Isolate every line in the data with the string "Filing" and copy it.

[Figure record listings]
------------------------

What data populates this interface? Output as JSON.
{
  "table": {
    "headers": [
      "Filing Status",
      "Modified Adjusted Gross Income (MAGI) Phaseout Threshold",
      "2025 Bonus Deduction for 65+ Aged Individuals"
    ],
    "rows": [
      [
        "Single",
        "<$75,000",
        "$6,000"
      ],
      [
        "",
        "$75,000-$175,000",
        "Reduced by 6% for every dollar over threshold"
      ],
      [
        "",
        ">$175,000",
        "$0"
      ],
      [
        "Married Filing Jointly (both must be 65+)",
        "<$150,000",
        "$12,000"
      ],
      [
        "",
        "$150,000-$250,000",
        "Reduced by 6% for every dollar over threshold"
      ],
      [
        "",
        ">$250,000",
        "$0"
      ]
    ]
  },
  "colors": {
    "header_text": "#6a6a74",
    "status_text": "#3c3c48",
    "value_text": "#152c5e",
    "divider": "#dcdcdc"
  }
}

------------------------

WORKED ANSWER ->
      "Filing Status",
        "Married Filing Jointly (both must be 65+)",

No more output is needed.